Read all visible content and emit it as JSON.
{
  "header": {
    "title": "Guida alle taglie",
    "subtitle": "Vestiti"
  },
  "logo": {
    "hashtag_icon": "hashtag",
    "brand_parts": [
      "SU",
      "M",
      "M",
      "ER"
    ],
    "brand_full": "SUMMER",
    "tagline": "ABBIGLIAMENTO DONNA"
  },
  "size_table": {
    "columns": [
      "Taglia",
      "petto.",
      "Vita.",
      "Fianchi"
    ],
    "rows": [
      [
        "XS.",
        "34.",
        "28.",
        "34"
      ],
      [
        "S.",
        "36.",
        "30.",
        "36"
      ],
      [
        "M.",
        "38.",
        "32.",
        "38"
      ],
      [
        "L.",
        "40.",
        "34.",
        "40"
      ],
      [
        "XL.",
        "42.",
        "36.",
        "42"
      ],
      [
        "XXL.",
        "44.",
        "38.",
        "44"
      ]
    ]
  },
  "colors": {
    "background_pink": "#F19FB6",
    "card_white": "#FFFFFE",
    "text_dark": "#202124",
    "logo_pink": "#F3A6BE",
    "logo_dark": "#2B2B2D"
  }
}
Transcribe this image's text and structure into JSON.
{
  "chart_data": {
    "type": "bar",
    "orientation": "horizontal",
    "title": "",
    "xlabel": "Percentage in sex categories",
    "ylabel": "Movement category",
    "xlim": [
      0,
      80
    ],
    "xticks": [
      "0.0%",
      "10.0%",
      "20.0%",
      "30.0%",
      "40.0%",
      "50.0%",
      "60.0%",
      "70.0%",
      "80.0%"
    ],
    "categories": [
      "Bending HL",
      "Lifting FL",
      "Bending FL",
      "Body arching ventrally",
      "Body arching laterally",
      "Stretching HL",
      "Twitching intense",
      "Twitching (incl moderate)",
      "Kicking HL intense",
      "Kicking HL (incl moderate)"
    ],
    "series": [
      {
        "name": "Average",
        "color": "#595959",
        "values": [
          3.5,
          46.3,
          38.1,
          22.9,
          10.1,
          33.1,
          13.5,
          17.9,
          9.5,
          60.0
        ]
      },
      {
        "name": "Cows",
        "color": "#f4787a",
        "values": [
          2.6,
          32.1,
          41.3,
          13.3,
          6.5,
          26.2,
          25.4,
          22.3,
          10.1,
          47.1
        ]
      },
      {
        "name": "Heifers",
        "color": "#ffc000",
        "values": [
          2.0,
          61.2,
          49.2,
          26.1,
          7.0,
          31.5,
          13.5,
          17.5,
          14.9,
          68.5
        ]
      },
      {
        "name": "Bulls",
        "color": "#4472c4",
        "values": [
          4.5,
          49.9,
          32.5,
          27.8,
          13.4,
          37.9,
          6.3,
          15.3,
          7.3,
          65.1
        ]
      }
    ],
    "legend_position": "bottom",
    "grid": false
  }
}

______________________________

> [EXERCISE INSTRUCTIONS] Take the listing above and set it down exactly.

> [OUTPUT FOR THIS TASK]
Read all visible content and emit it as JSON.
{
  "header": {
    "title": "Guida alle taglie",
    "subtitle": "Vestiti"
  },
  "logo": {
    "hashtag_icon": "hashtag",
    "brand_parts": [
      "SU",
      "M",
      "M",
      "ER"
    ],
    "brand_full": "SUMMER",
    "tagline": "ABBIGLIAMENTO DONNA"
  },
  "size_table": {
    "columns": [
      "Taglia",
      "petto.",
      "Vita.",
      "Fianchi"
    ],
    "rows": [
      [
        "XS.",
        "34.",
        "28.",
        "34"
      ],
      [
        "S.",
        "36.",
        "30.",
        "36"
      ],
      [
        "M.",
        "38.",
        "32.",
        "38"
      ],
      [
        "L.",
        "40.",
        "34.",
        "40"
      ],
      [
        "XL.",
        "42.",
        "36.",
        "42"
      ],
      [
        "XXL.",
        "44.",
        "38.",
        "44"
      ]
    ]
  },
  "colors": {
    "background_pink": "#F19FB6",
    "card_white": "#FFFFFE",
    "text_dark": "#202124",
    "logo_pink": "#F3A6BE",
    "logo_dark": "#2B2B2D"
  }
}
Transcribe this image's text and structure into JSON.
{
  "chart_data": {
    "type": "bar",
    "orientation": "horizontal",
    "title": "",
    "xlabel": "Percentage in sex categories",
    "ylabel": "Movement category",
    "xlim": [
      0,
      80
    ],
    "xticks": [
      "0.0%",
      "10.0%",
      "20.0%",
      "30.0%",
      "40.0%",
      "50.0%",
      "60.0%",
      "70.0%",
      "80.0%"
    ],
    "categories": [
      "Bending HL",
      "Lifting FL",
      "Bending FL",
      "Body arching ventrally",
      "Body arching laterally",
      "Stretching HL",
      "Twitching intense",
      "Twitching (incl moderate)",
      "Kicking HL intense",
      "Kicking HL (incl moderate)"
    ],
    "series": [
      {
        "name": "Average",
        "color": "#595959",
        "values": [
          3.5,
          46.3,
          38.1,
          22.9,
          10.1,
          33.1,
          13.5,
          17.9,
          9.5,
          60.0
        ]
      },
      {
        "name": "Cows",
        "color": "#f4787a",
        "values": [
          2.6,
          32.1,
          41.3,
          13.3,
          6.5,
          26.2,
          25.4,
          22.3,
          10.1,
          47.1
        ]
      },
      {
        "name": "Heifers",
        "color": "#ffc000",
        "values": [
          2.0,
          61.2,
          49.2,
          26.1,
          7.0,
          31.5,
          13.5,
          17.5,
          14.9,
          68.5
        ]
      },
      {
        "name": "Bulls",
        "color": "#4472c4",
        "values": [
          4.5,
          49.9,
          32.5,
          27.8,
          13.4,
          37.9,
          6.3,
          15.3,
          7.3,
          65.1
        ]
      }
    ],
    "legend_position": "bottom",
    "grid": false
  }
}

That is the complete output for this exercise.